Extracted data entries
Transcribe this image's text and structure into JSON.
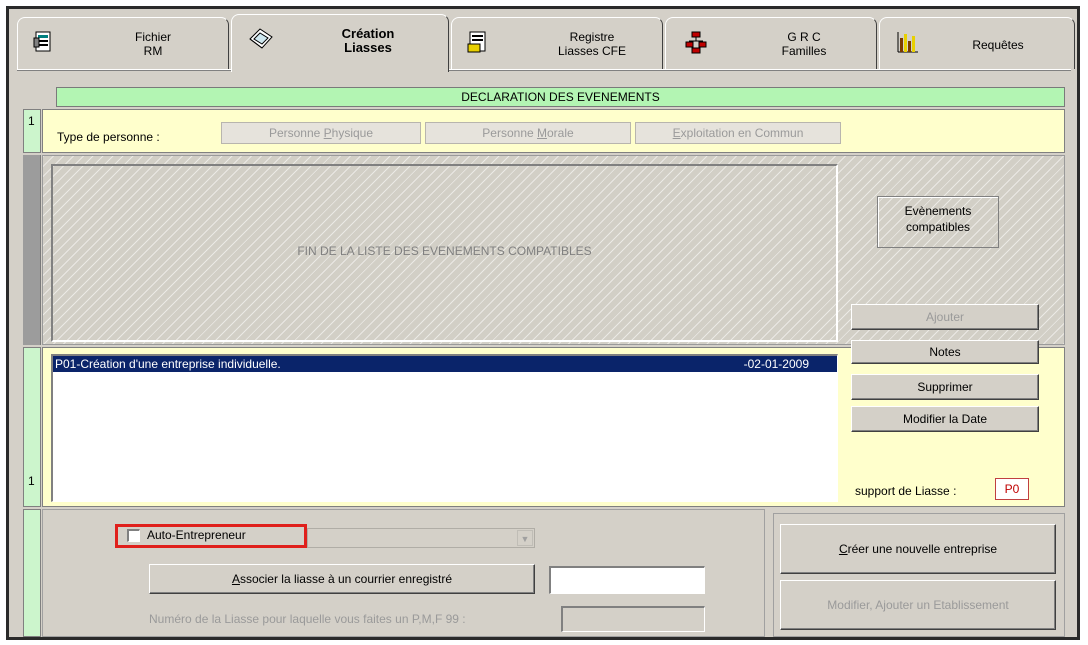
{
  "tabs": [
    {
      "line1": "Fichier",
      "line2": "RM",
      "icon": "form-icon"
    },
    {
      "line1": "Création",
      "line2": "Liasses",
      "icon": "folder-open-icon",
      "active": true
    },
    {
      "line1": "Registre",
      "line2": "Liasses CFE",
      "icon": "registry-icon"
    },
    {
      "line1": "G R C",
      "line2": "Familles",
      "icon": "org-chart-icon"
    },
    {
      "line1": "Requêtes",
      "line2": "",
      "icon": "bar-chart-icon"
    }
  ],
  "header": {
    "title": "DECLARATION DES EVENEMENTS"
  },
  "type_row": {
    "number": "1",
    "label": "Type de personne :",
    "options": [
      {
        "pre": "Personne ",
        "ul": "P",
        "post": "hysique"
      },
      {
        "pre": "Personne ",
        "ul": "M",
        "post": "orale"
      },
      {
        "pre": "",
        "ul": "E",
        "post": "xploitation en Commun"
      }
    ]
  },
  "compatible": {
    "end_message": "FIN DE LA LISTE DES EVENEMENTS COMPATIBLES",
    "side_label_line1": "Evènements",
    "side_label_line2": "compatibles",
    "add_button": "Ajouter"
  },
  "events": {
    "number": "1",
    "selected_item": {
      "label": "P01-Création d'une entreprise individuelle.",
      "date": "-02-01-2009"
    },
    "notes_button": "Notes",
    "delete_button": "Supprimer",
    "modify_date_button": "Modifier la Date",
    "support_label": "support de Liasse :",
    "support_value": "P0"
  },
  "bottom": {
    "auto_entrepreneur_label": "Auto-Entrepreneur",
    "auto_entrepreneur_checked": false,
    "associate_button": {
      "ul": "A",
      "post": "ssocier la liasse à un courrier enregistré"
    },
    "courrier_value": "",
    "liasse_number_label": "Numéro de la Liasse pour laquelle vous faites un P,M,F 99 :",
    "liasse_number_value": "",
    "create_button": {
      "ul": "C",
      "post": "réer une nouvelle entreprise"
    },
    "modify_button": "Modifier, Ajouter un Etablissement"
  },
  "colors": {
    "highlight_border": "#e0201c",
    "selection": "#0a246a",
    "header_green": "#b3f5b3",
    "panel_yellow": "#ffffcc"
  }
}
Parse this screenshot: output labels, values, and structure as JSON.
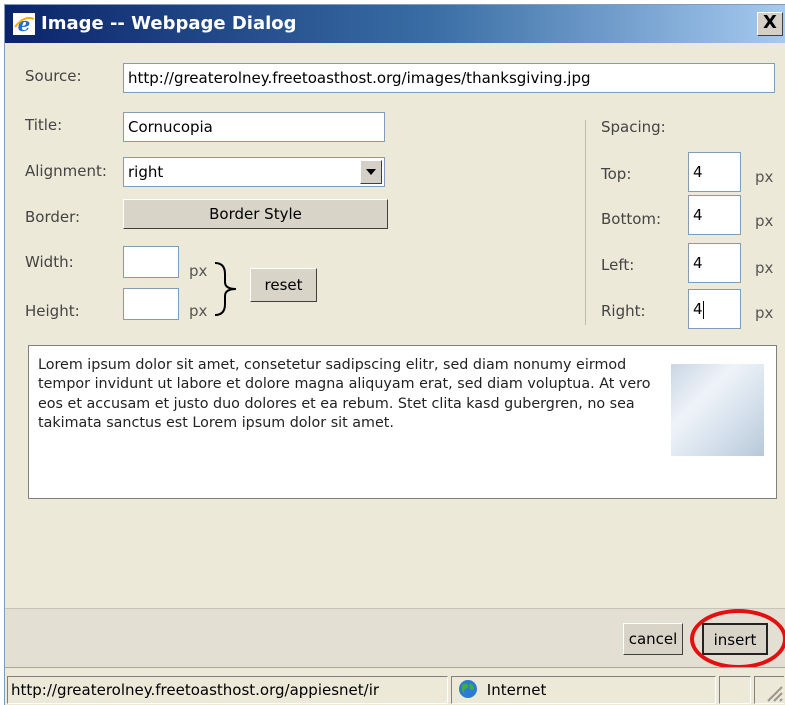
{
  "dialog": {
    "title": "Image -- Webpage Dialog",
    "close_label": "X"
  },
  "form": {
    "source_label": "Source:",
    "source_value": "http://greaterolney.freetoasthost.org/images/thanksgiving.jpg",
    "title_label": "Title:",
    "title_value": "Cornucopia",
    "alignment_label": "Alignment:",
    "alignment_value": "right",
    "border_label": "Border:",
    "border_button": "Border Style",
    "width_label": "Width:",
    "width_value": "",
    "height_label": "Height:",
    "height_value": "",
    "px_unit": "px",
    "reset_button": "reset"
  },
  "spacing": {
    "heading": "Spacing:",
    "top_label": "Top:",
    "top_value": "4",
    "bottom_label": "Bottom:",
    "bottom_value": "4",
    "left_label": "Left:",
    "left_value": "4",
    "right_label": "Right:",
    "right_value": "4",
    "unit": "px"
  },
  "preview": {
    "text": "Lorem ipsum dolor sit amet, consetetur sadipscing elitr, sed diam nonumy eirmod tempor invidunt ut labore et dolore magna aliquyam erat, sed diam voluptua. At vero eos et accusam et justo duo dolores et ea rebum. Stet clita kasd gubergren, no sea takimata sanctus est Lorem ipsum dolor sit amet."
  },
  "buttons": {
    "cancel": "cancel",
    "insert": "insert"
  },
  "statusbar": {
    "url": "http://greaterolney.freetoasthost.org/appiesnet/ir",
    "zone": "Internet"
  },
  "colors": {
    "titlebar_start": "#0a246a",
    "titlebar_end": "#a6caf0",
    "dialog_bg": "#ece9d8",
    "highlight_ring": "#e21010"
  }
}
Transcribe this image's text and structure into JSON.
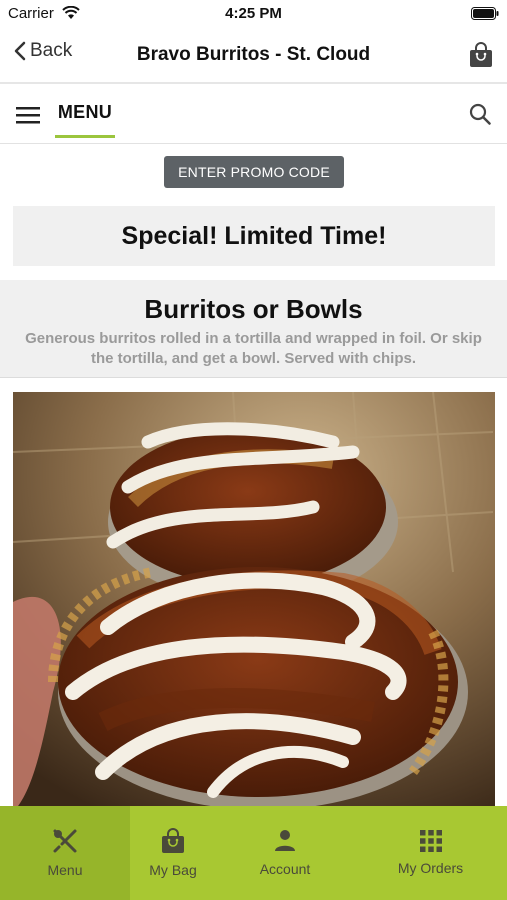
{
  "status_bar": {
    "carrier": "Carrier",
    "time": "4:25 PM"
  },
  "nav": {
    "back_label": "Back",
    "title": "Bravo Burritos - St. Cloud"
  },
  "menu_bar": {
    "tab_label": "MENU"
  },
  "promo": {
    "label": "ENTER PROMO CODE"
  },
  "special": {
    "title": "Special! Limited Time!"
  },
  "category": {
    "title": "Burritos or Bowls",
    "description": "Generous burritos rolled in a tortilla and wrapped in foil. Or skip the tortilla, and get a bowl. Served with chips."
  },
  "tab_bar": {
    "items": [
      {
        "label": "Menu",
        "icon": "utensils-icon",
        "active": true
      },
      {
        "label": "My Bag",
        "icon": "bag-icon",
        "active": false
      },
      {
        "label": "Account",
        "icon": "person-icon",
        "active": false
      },
      {
        "label": "My Orders",
        "icon": "grid-icon",
        "active": false
      }
    ]
  },
  "colors": {
    "accent": "#9bc53d",
    "tab_bar": "#a8c832",
    "promo_button": "#5d6266"
  }
}
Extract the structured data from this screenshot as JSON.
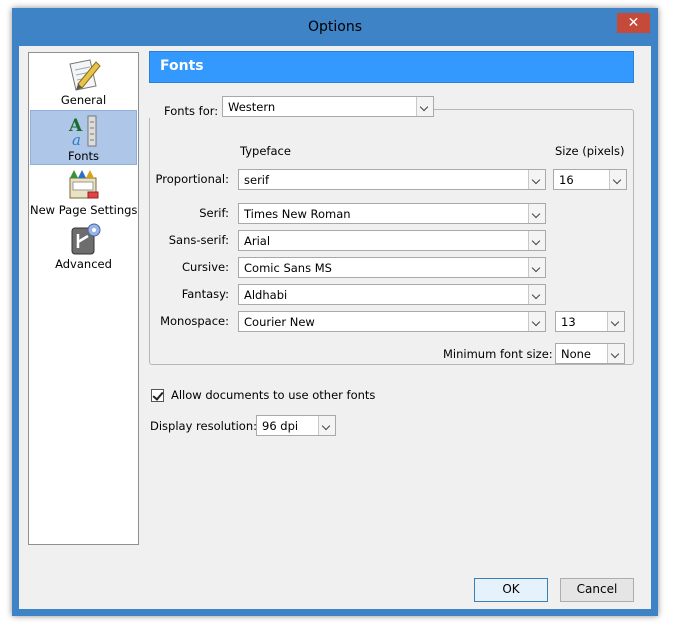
{
  "window": {
    "title": "Options",
    "close_glyph": "✕"
  },
  "sidebar": {
    "items": [
      {
        "label": "General",
        "icon": "pencil-paper-icon",
        "selected": false
      },
      {
        "label": "Fonts",
        "icon": "fonts-icon",
        "selected": true
      },
      {
        "label": "New Page Settings",
        "icon": "new-page-settings-icon",
        "selected": false
      },
      {
        "label": "Advanced",
        "icon": "advanced-gear-icon",
        "selected": false
      }
    ]
  },
  "panel": {
    "title": "Fonts",
    "fonts_for": {
      "label": "Fonts for:",
      "value": "Western"
    },
    "headers": {
      "typeface": "Typeface",
      "size": "Size (pixels)"
    },
    "rows": [
      {
        "label": "Proportional:",
        "value": "serif"
      },
      {
        "label": "Serif:",
        "value": "Times New Roman"
      },
      {
        "label": "Sans-serif:",
        "value": "Arial"
      },
      {
        "label": "Cursive:",
        "value": "Comic Sans MS"
      },
      {
        "label": "Fantasy:",
        "value": "Aldhabi"
      },
      {
        "label": "Monospace:",
        "value": "Courier New"
      }
    ],
    "proportional_size": "16",
    "monospace_size": "13",
    "min_font_size": {
      "label": "Minimum font size:",
      "value": "None"
    },
    "allow_fonts": {
      "label": "Allow documents to use other fonts",
      "checked": true
    },
    "display_resolution": {
      "label": "Display resolution:",
      "value": "96 dpi"
    }
  },
  "buttons": {
    "ok": "OK",
    "cancel": "Cancel"
  },
  "colors": {
    "titlebar": "#3d83c6",
    "banner": "#3399ff",
    "selected": "#aec6e8",
    "close": "#c64a3a"
  }
}
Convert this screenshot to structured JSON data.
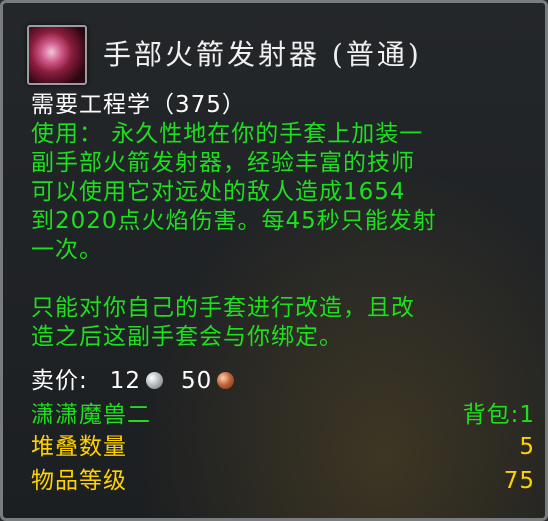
{
  "item": {
    "icon": "rocket-launcher-icon",
    "name": "手部火箭发射器 (普通)",
    "requirement": "需要工程学（375）",
    "description_lines": [
      "使用： 永久性地在你的手套上加装一",
      "副手部火箭发射器，经验丰富的技师",
      "可以使用它对远处的敌人造成1654",
      "到2020点火焰伤害。每45秒只能发射",
      "一次。",
      "",
      "只能对你自己的手套进行改造，且改",
      "造之后这副手套会与你绑定。"
    ]
  },
  "sell": {
    "label": "卖价:",
    "silver": "12",
    "copper": "50"
  },
  "info": {
    "source_left": "潇潇魔兽二",
    "source_right": "背包:1",
    "stack_label": "堆叠数量",
    "stack_value": "5",
    "level_label": "物品等级",
    "level_value": "75"
  },
  "colors": {
    "title": "#f0f0f0",
    "green_text": "#1ddf1d",
    "gold_text": "#ffd100",
    "border": "#7a7d80"
  }
}
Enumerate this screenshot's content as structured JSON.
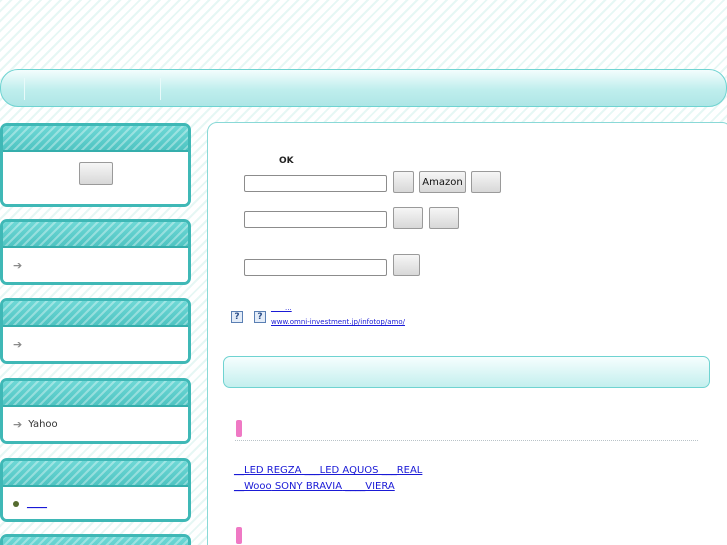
{
  "nav": {
    "items": [
      "",
      ""
    ]
  },
  "sidebar": {
    "boxes": [
      {
        "title": "",
        "button_label": ""
      },
      {
        "title": "",
        "item": ""
      },
      {
        "title": "",
        "item": ""
      },
      {
        "title": "",
        "item": "Yahoo"
      },
      {
        "title": "",
        "item": "____"
      }
    ]
  },
  "search": {
    "ok_label": "OK",
    "row1": {
      "value": "",
      "btn1": "",
      "btn_amazon": "Amazon",
      "btn3": ""
    },
    "row2": {
      "value": "",
      "btn1": "",
      "btn2": ""
    },
    "row3": {
      "value": "",
      "btn1": ""
    }
  },
  "links": {
    "short_link": "____...",
    "url": "www.omni-investment.jp/infotop/amo/"
  },
  "section": {
    "title": ""
  },
  "tv_links": {
    "row1": [
      "__LED REGZA",
      " ___LED AQUOS",
      " ___REAL"
    ],
    "row2": [
      "__Wooo",
      " SONY BRAVIA",
      " ____VIERA"
    ]
  },
  "colors": {
    "accent": "#3fb8b6",
    "link": "#1a1ad6",
    "pink": "#ef79c4"
  }
}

What the exercise asks: From the data above, pick out each line containing "Modifier" and copy it.

Solution to this exercise:
    "modify_date_button": "Modifier la Date",
    "modify_button": "Modifier, Ajouter un Etablissement"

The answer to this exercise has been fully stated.